- **TASK GOAL**
Retype the material in full, keeping every word the same.

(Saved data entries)
^^^^

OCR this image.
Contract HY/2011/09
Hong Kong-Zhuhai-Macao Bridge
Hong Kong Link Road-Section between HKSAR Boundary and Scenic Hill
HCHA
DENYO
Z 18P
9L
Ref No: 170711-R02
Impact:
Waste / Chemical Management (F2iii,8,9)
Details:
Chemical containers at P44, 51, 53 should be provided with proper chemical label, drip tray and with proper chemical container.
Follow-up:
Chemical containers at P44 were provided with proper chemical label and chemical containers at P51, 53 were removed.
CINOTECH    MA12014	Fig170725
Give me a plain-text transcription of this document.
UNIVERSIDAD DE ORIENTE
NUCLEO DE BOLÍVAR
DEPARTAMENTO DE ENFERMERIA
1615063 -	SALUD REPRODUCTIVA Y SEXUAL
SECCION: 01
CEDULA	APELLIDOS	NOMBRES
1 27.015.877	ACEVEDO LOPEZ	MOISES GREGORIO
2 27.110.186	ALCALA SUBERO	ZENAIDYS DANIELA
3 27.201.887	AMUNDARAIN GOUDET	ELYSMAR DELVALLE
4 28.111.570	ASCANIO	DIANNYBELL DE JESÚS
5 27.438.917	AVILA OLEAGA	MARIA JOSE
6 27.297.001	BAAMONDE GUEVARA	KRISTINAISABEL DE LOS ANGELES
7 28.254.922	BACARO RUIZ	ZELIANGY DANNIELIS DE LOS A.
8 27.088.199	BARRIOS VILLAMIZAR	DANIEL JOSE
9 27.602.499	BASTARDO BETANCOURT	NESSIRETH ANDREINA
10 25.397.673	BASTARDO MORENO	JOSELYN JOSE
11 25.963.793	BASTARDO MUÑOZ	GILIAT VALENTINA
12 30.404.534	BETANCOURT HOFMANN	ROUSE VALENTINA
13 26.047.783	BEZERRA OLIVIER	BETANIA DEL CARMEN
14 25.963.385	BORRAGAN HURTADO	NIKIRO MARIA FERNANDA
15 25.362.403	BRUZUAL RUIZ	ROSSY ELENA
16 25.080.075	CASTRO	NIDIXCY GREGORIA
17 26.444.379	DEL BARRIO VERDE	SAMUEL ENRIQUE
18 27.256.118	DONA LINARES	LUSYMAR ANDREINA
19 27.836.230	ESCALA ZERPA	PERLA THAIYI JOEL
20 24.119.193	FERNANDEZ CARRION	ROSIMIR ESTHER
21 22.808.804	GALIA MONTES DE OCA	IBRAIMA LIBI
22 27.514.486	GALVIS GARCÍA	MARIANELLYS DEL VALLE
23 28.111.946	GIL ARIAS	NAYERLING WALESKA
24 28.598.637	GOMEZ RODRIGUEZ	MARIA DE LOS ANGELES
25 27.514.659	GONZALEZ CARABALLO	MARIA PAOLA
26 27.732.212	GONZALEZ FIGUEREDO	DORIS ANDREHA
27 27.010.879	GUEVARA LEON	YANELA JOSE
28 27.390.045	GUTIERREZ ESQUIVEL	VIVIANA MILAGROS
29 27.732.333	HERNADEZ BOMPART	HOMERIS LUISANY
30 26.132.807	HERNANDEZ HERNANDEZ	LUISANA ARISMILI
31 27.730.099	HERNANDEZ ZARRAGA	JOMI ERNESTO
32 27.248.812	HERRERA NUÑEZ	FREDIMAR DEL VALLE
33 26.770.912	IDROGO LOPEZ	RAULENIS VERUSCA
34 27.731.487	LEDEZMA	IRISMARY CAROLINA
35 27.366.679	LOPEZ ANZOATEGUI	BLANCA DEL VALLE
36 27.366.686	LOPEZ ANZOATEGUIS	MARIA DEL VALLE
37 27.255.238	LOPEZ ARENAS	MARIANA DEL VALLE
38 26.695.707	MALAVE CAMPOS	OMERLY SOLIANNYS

^^^^

- **EXERCISE RESULT**
OCR this image.
Contract HY/2011/09
Hong Kong-Zhuhai-Macao Bridge
Hong Kong Link Road-Section between HKSAR Boundary and Scenic Hill
HCHA
DENYO
Z 18P
9L
Ref No: 170711-R02
Impact:
Waste / Chemical Management (F2iii,8,9)
Details:
Chemical containers at P44, 51, 53 should be provided with proper chemical label, drip tray and with proper chemical container.
Follow-up:
Chemical containers at P44 were provided with proper chemical label and chemical containers at P51, 53 were removed.
CINOTECH    MA12014	Fig170725
Give me a plain-text transcription of this document.
UNIVERSIDAD DE ORIENTE
NUCLEO DE BOLÍVAR
DEPARTAMENTO DE ENFERMERIA
1615063 -	SALUD REPRODUCTIVA Y SEXUAL
SECCION: 01
CEDULA	APELLIDOS	NOMBRES
1 27.015.877	ACEVEDO LOPEZ	MOISES GREGORIO
2 27.110.186	ALCALA SUBERO	ZENAIDYS DANIELA
3 27.201.887	AMUNDARAIN GOUDET	ELYSMAR DELVALLE
4 28.111.570	ASCANIO	DIANNYBELL DE JESÚS
5 27.438.917	AVILA OLEAGA	MARIA JOSE
6 27.297.001	BAAMONDE GUEVARA	KRISTINAISABEL DE LOS ANGELES
7 28.254.922	BACARO RUIZ	ZELIANGY DANNIELIS DE LOS A.
8 27.088.199	BARRIOS VILLAMIZAR	DANIEL JOSE
9 27.602.499	BASTARDO BETANCOURT	NESSIRETH ANDREINA
10 25.397.673	BASTARDO MORENO	JOSELYN JOSE
11 25.963.793	BASTARDO MUÑOZ	GILIAT VALENTINA
12 30.404.534	BETANCOURT HOFMANN	ROUSE VALENTINA
13 26.047.783	BEZERRA OLIVIER	BETANIA DEL CARMEN
14 25.963.385	BORRAGAN HURTADO	NIKIRO MARIA FERNANDA
15 25.362.403	BRUZUAL RUIZ	ROSSY ELENA
16 25.080.075	CASTRO	NIDIXCY GREGORIA
17 26.444.379	DEL BARRIO VERDE	SAMUEL ENRIQUE
18 27.256.118	DONA LINARES	LUSYMAR ANDREINA
19 27.836.230	ESCALA ZERPA	PERLA THAIYI JOEL
20 24.119.193	FERNANDEZ CARRION	ROSIMIR ESTHER
21 22.808.804	GALIA MONTES DE OCA	IBRAIMA LIBI
22 27.514.486	GALVIS GARCÍA	MARIANELLYS DEL VALLE
23 28.111.946	GIL ARIAS	NAYERLING WALESKA
24 28.598.637	GOMEZ RODRIGUEZ	MARIA DE LOS ANGELES
25 27.514.659	GONZALEZ CARABALLO	MARIA PAOLA
26 27.732.212	GONZALEZ FIGUEREDO	DORIS ANDREHA
27 27.010.879	GUEVARA LEON	YANELA JOSE
28 27.390.045	GUTIERREZ ESQUIVEL	VIVIANA MILAGROS
29 27.732.333	HERNADEZ BOMPART	HOMERIS LUISANY
30 26.132.807	HERNANDEZ HERNANDEZ	LUISANA ARISMILI
31 27.730.099	HERNANDEZ ZARRAGA	JOMI ERNESTO
32 27.248.812	HERRERA NUÑEZ	FREDIMAR DEL VALLE
33 26.770.912	IDROGO LOPEZ	RAULENIS VERUSCA
34 27.731.487	LEDEZMA	IRISMARY CAROLINA
35 27.366.679	LOPEZ ANZOATEGUI	BLANCA DEL VALLE
36 27.366.686	LOPEZ ANZOATEGUIS	MARIA DEL VALLE
37 27.255.238	LOPEZ ARENAS	MARIANA DEL VALLE
38 26.695.707	MALAVE CAMPOS	OMERLY SOLIANNYS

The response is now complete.